**EXERCISE OBJECTIVE:** All the data below goes into the copy word for word, but the pictures don't.

**THE RECORDS:**

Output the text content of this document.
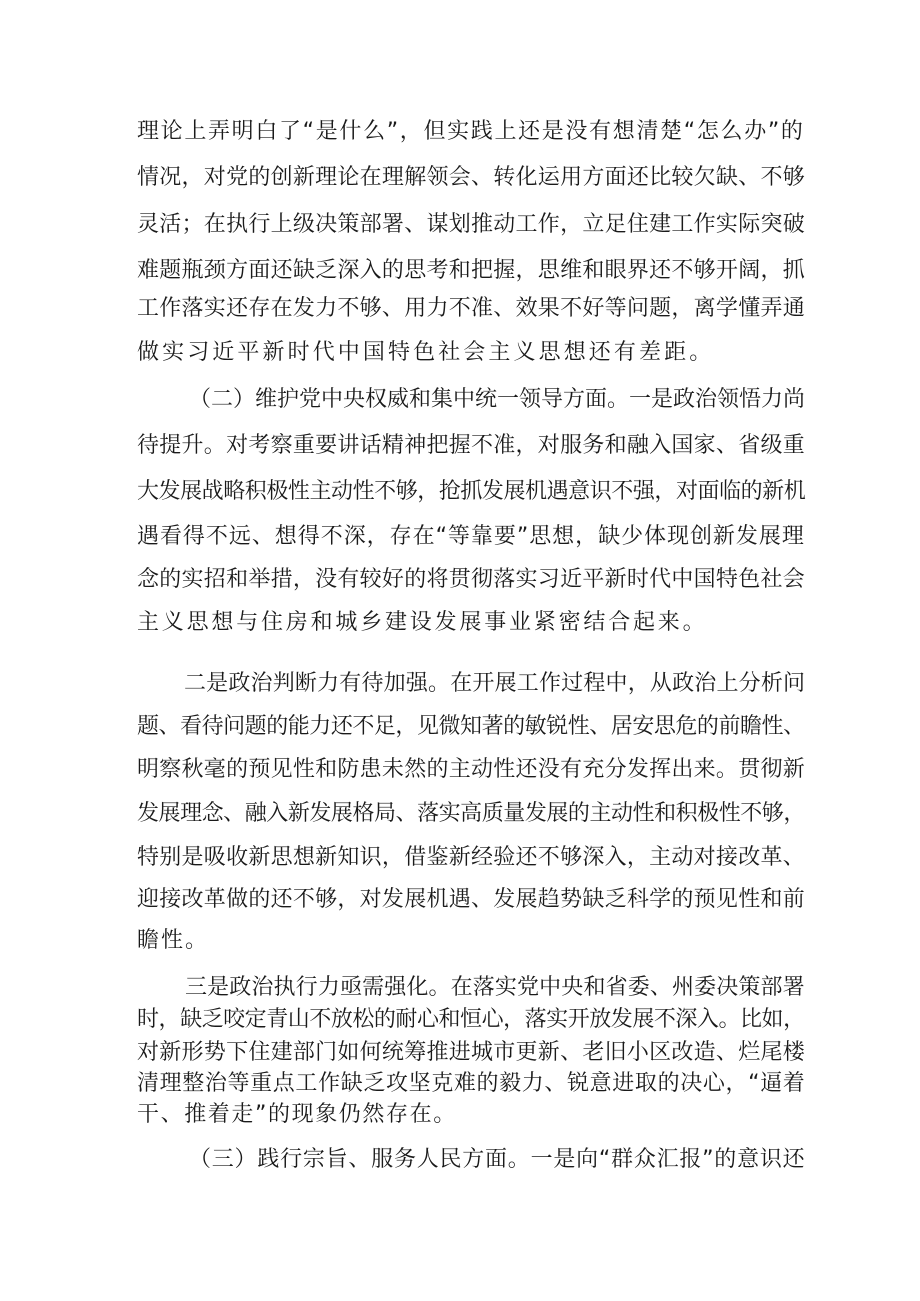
理论上弄明白了“是什么”，但实践上还是没有想清楚“怎么办”的
情况，对党的创新理论在理解领会、转化运用方面还比较欠缺、不够
灵活；在执行上级决策部署、谋划推动工作，立足住建工作实际突破
难题瓶颈方面还缺乏深入的思考和把握，思维和眼界还不够开阔，抓
工作落实还存在发力不够、用力不准、效果不好等问题，离学懂弄通
做实习近平新时代中国特色社会主义思想还有差距。
（二）维护党中央权威和集中统一领导方面。一是政治领悟力尚
待提升。对考察重要讲话精神把握不准，对服务和融入国家、省级重
大发展战略积极性主动性不够，抢抓发展机遇意识不强，对面临的新机
遇看得不远、想得不深，存在“等靠要”思想，缺少体现创新发展理
念的实招和举措，没有较好的将贯彻落实习近平新时代中国特色社会
主义思想与住房和城乡建设发展事业紧密结合起来。
二是政治判断力有待加强。在开展工作过程中，从政治上分析问
题、看待问题的能力还不足，见微知著的敏锐性、居安思危的前瞻性、
明察秋毫的预见性和防患未然的主动性还没有充分发挥出来。贯彻新
发展理念、融入新发展格局、落实高质量发展的主动性和积极性不够，
特别是吸收新思想新知识，借鉴新经验还不够深入，主动对接改革、
迎接改革做的还不够，对发展机遇、发展趋势缺乏科学的预见性和前
瞻性。
三是政治执行力亟需强化。在落实党中央和省委、州委决策部署
时，缺乏咬定青山不放松的耐心和恒心，落实开放发展不深入。比如，
对新形势下住建部门如何统筹推进城市更新、老旧小区改造、烂尾楼
清理整治等重点工作缺乏攻坚克难的毅力、锐意进取的决心，“逼着
干、推着走”的现象仍然存在。
（三）践行宗旨、服务人民方面。一是向“群众汇报”的意识还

**FINISHED TASK:**
Output the text content of this document.
理论上弄明白了“是什么”，但实践上还是没有想清楚“怎么办”的
情况，对党的创新理论在理解领会、转化运用方面还比较欠缺、不够
灵活；在执行上级决策部署、谋划推动工作，立足住建工作实际突破
难题瓶颈方面还缺乏深入的思考和把握，思维和眼界还不够开阔，抓
工作落实还存在发力不够、用力不准、效果不好等问题，离学懂弄通
做实习近平新时代中国特色社会主义思想还有差距。
（二）维护党中央权威和集中统一领导方面。一是政治领悟力尚
待提升。对考察重要讲话精神把握不准，对服务和融入国家、省级重
大发展战略积极性主动性不够，抢抓发展机遇意识不强，对面临的新机
遇看得不远、想得不深，存在“等靠要”思想，缺少体现创新发展理
念的实招和举措，没有较好的将贯彻落实习近平新时代中国特色社会
主义思想与住房和城乡建设发展事业紧密结合起来。
二是政治判断力有待加强。在开展工作过程中，从政治上分析问
题、看待问题的能力还不足，见微知著的敏锐性、居安思危的前瞻性、
明察秋毫的预见性和防患未然的主动性还没有充分发挥出来。贯彻新
发展理念、融入新发展格局、落实高质量发展的主动性和积极性不够，
特别是吸收新思想新知识，借鉴新经验还不够深入，主动对接改革、
迎接改革做的还不够，对发展机遇、发展趋势缺乏科学的预见性和前
瞻性。
三是政治执行力亟需强化。在落实党中央和省委、州委决策部署
时，缺乏咬定青山不放松的耐心和恒心，落实开放发展不深入。比如，
对新形势下住建部门如何统筹推进城市更新、老旧小区改造、烂尾楼
清理整治等重点工作缺乏攻坚克难的毅力、锐意进取的决心，“逼着
干、推着走”的现象仍然存在。
（三）践行宗旨、服务人民方面。一是向“群众汇报”的意识还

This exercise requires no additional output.